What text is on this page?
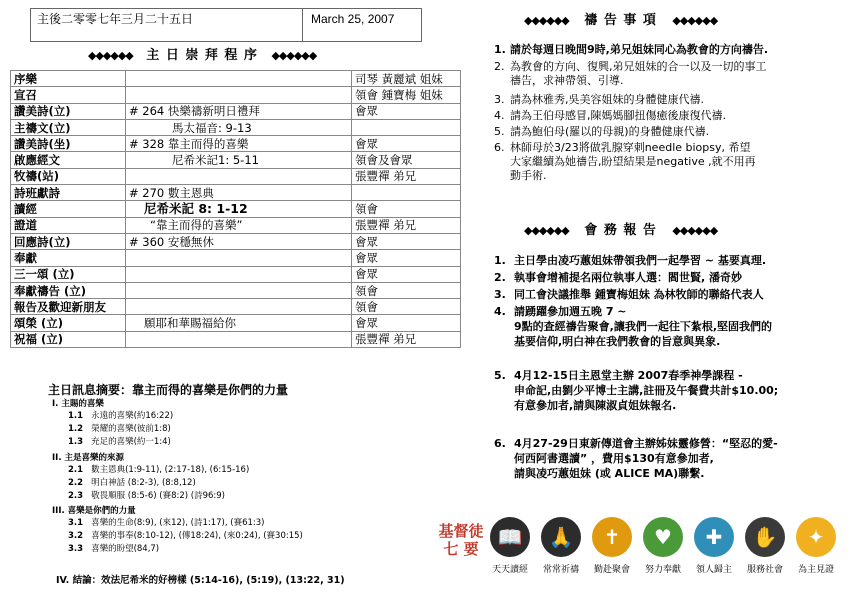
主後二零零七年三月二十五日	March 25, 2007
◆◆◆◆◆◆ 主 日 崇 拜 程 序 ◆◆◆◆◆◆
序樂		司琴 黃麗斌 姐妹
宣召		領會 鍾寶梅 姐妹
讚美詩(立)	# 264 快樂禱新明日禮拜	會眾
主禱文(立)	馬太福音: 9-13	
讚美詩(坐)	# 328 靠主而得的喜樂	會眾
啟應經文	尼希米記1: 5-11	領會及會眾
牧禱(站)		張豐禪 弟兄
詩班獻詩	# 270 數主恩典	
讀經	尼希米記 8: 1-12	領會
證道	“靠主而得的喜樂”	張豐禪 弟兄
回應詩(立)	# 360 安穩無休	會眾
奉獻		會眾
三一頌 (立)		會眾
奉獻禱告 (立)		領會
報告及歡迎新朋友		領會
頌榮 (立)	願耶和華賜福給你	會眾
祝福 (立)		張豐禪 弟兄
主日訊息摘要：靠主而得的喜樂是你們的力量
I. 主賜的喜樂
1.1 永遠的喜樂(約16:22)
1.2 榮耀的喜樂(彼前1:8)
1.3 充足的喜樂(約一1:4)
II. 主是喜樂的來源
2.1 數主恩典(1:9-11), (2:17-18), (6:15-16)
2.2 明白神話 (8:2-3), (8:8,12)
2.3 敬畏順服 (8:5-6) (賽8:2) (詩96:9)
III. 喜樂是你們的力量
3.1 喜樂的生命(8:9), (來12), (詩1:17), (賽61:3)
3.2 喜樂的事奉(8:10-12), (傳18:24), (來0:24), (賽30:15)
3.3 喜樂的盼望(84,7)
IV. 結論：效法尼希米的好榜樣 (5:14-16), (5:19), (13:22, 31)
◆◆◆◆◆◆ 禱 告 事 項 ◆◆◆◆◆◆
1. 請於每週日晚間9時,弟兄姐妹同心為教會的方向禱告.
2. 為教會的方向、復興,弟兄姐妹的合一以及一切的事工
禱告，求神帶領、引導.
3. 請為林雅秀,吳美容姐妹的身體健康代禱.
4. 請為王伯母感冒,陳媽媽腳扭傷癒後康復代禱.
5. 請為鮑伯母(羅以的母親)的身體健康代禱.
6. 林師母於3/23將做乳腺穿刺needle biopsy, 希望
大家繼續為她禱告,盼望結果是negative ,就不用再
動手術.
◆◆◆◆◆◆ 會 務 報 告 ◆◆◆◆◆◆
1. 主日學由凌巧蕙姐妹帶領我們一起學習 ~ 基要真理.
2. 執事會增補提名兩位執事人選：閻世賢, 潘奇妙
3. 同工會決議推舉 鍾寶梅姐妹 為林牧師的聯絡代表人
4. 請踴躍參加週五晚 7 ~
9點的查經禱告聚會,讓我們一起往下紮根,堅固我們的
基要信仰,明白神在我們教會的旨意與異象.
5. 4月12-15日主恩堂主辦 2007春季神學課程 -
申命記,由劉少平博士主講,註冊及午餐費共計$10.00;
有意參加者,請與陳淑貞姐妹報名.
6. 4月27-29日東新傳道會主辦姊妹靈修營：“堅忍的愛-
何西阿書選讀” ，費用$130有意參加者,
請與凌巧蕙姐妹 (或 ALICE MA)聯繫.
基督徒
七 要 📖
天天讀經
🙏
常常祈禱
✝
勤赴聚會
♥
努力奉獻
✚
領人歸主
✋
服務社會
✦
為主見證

☆ ☆ ☆ ☆ ☆ ☆ ☆

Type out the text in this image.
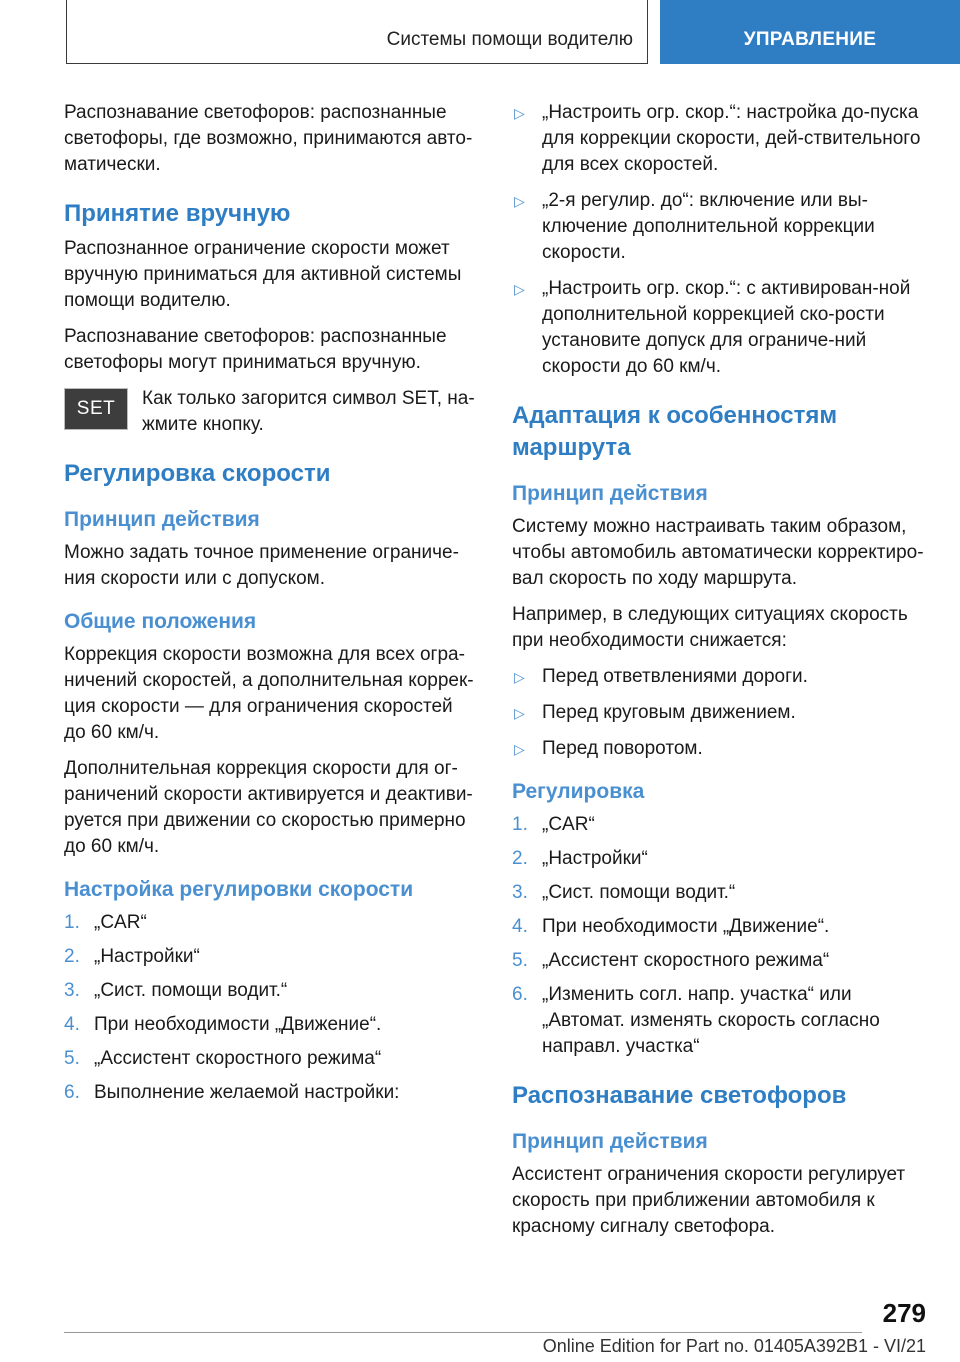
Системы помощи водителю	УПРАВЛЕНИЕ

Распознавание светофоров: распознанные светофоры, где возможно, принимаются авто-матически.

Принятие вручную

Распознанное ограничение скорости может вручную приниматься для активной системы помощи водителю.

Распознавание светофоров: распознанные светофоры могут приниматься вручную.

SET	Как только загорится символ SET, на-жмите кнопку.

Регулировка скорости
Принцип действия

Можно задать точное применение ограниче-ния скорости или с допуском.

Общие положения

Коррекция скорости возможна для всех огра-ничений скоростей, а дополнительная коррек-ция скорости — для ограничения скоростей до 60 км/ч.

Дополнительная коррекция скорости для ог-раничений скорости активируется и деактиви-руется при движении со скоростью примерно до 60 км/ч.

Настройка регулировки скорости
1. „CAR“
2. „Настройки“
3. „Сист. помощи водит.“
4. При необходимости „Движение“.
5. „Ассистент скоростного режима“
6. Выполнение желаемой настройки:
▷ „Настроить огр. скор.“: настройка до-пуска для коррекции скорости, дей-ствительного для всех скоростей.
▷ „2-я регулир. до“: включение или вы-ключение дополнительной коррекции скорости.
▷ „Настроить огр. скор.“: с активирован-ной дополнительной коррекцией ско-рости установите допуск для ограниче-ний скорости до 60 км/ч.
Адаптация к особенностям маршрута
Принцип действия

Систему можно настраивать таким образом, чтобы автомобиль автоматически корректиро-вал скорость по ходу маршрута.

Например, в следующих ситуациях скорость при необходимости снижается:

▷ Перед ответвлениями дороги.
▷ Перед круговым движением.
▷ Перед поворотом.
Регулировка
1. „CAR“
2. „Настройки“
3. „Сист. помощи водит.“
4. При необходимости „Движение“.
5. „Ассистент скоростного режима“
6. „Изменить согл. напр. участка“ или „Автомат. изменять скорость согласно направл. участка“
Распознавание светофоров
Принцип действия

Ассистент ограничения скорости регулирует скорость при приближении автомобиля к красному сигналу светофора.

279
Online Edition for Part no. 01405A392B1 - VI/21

☆ ☆ ☆ ☆ ☆ ☆ ☆

WRITTEN TASK:
Identify all lines where the word "приниматься" shows up. Copy them.

ANSWER TO THE PROBLEM:
Распознанное ограничение скорости может вручную приниматься для активной системы помощи водителю.
Распознавание светофоров: распознанные светофоры могут приниматься вручную.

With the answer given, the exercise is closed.